■ Tarefas a realizar ■
**A.** Reproduza todo o trecho do texto sobre a inveja que vai de "Temos dificuldades em" até "ainda mais raquítico.".
**B.** Com base no texto sobre a inveja, explique em que momento o nosso desconforto diante do avanço de alguém fica evidente e em que caso ele se acentua.

■ Documento de origem ■
# # #

José Lemos
Nós, os seres humanos, somos presunçosos,arrogantes, vaidosos… E invejosos. Em minha opinião, talvez seja a inveja o pior dos sentimentos que cultivamos. Fica evidente o nosso desconforto quando observamos que alguém avança, sobretudo se esse avanço significar um ganho de posição que avaliamos que deveria ser nosso.
Temos dificuldades em refletir acerca da nossa estadia neste Planeta. Recusamo-nos em entender que somos inquilinos efêmeros por aqui. E que muitos de nós usufruiremos desse inquilinato por um período ainda mais raquítico.

# # #

■ Seção de dados ■

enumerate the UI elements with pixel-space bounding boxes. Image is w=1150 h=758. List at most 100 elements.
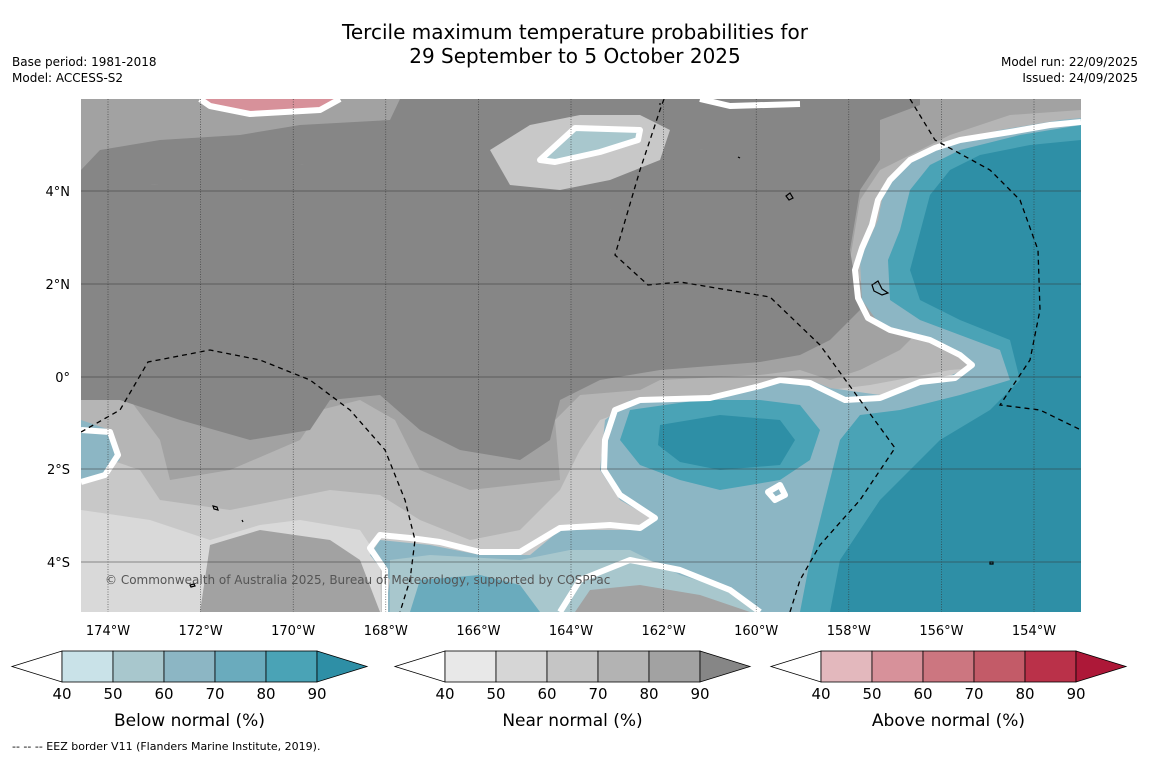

# # #

■ Respostas ■
**A.**
Temos dificuldades em refletir acerca da nossa estadia neste Planeta. Recusamo-nos em entender que somos inquilinos efêmeros por aqui. E que muitos de nós usufruiremos desse inquilinato por um período ainda mais raquítico.

**B.** O desconforto fica evidente quando observamos que alguém avança. Ele se acentua sobretudo se esse avanço significar um ganho de posição que avaliamos que deveria ser nosso.